SHORT EXERCISE -> Copy, from the entries below, each line where the word "this" can be found.

DATA RECORDS ->

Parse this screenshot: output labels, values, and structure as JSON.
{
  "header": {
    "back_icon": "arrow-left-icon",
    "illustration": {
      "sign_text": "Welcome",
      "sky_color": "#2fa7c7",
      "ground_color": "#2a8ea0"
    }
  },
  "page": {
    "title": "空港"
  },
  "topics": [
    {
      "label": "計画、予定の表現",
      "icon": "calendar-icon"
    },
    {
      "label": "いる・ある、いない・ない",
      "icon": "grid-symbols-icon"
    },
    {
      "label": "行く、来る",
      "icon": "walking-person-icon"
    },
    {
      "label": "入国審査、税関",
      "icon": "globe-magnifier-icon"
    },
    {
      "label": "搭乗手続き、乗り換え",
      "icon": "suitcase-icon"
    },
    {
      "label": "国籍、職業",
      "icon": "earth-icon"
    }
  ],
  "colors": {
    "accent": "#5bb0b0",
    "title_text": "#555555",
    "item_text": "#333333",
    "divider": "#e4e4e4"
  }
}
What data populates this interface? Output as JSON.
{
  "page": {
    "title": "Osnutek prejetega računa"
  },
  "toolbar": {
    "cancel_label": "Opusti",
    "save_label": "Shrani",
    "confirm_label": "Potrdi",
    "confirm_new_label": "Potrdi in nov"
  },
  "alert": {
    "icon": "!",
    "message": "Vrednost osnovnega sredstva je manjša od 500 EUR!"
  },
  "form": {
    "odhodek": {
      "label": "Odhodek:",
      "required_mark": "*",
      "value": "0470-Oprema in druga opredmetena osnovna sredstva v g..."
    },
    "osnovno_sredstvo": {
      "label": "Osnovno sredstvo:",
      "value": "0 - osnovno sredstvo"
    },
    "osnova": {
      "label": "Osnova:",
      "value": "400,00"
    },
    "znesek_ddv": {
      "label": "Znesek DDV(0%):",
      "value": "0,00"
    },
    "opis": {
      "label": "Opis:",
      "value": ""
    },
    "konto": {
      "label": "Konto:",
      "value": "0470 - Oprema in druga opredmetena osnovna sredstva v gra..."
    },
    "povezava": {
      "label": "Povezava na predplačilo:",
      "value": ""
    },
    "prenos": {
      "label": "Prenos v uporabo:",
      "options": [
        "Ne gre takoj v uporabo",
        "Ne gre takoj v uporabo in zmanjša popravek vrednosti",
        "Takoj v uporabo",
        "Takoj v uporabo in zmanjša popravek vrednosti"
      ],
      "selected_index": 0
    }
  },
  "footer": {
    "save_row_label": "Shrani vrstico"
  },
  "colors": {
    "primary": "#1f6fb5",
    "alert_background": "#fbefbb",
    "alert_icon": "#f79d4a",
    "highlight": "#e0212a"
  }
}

---

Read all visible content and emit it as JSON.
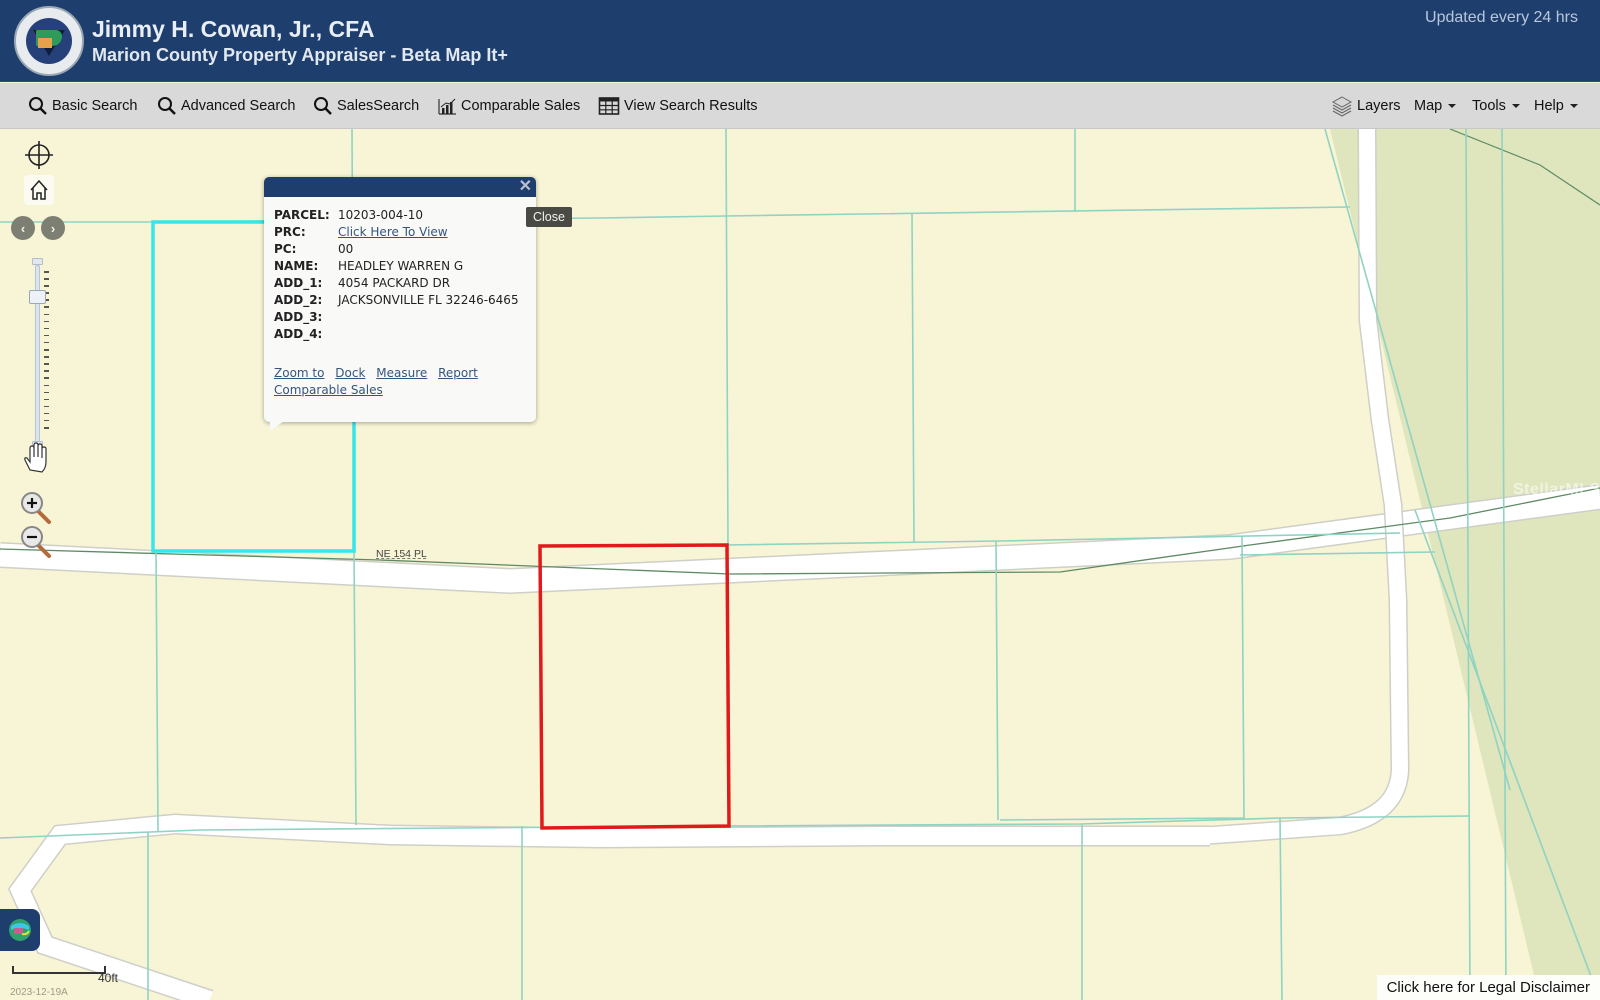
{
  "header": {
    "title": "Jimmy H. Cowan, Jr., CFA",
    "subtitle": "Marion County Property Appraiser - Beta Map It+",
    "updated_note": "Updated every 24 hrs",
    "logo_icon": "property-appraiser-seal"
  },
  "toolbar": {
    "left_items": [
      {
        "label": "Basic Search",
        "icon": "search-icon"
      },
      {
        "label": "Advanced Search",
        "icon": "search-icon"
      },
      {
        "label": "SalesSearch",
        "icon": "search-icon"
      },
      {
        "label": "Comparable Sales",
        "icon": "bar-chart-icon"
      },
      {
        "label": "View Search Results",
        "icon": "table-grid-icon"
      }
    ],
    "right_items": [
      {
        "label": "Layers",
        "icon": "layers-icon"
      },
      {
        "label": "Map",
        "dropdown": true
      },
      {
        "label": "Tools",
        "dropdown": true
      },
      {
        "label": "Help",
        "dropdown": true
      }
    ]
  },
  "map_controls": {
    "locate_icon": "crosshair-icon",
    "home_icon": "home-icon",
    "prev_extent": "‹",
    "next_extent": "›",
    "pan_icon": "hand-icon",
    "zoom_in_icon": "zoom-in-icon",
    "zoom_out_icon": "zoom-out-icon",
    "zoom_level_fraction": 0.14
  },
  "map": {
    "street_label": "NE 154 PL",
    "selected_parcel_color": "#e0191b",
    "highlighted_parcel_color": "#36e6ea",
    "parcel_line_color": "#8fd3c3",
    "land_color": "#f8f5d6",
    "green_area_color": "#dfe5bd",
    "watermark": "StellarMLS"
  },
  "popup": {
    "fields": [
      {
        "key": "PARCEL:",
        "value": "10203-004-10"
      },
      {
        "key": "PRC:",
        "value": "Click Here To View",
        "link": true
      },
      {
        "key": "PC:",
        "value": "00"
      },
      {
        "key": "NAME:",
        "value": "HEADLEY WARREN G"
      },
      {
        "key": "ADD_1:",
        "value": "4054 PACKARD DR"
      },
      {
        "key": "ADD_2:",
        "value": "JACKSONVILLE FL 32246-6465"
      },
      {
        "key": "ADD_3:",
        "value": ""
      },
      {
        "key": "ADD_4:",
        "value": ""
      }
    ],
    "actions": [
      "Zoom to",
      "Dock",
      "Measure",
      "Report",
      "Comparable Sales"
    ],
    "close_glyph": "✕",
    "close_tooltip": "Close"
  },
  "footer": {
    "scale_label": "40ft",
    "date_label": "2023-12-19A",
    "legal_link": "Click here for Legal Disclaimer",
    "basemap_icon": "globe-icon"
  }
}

WORKED SOLUTION ->
Parse this screenshot: output labels, values, and structure as JSON.
What data populates this interface? Output as JSON.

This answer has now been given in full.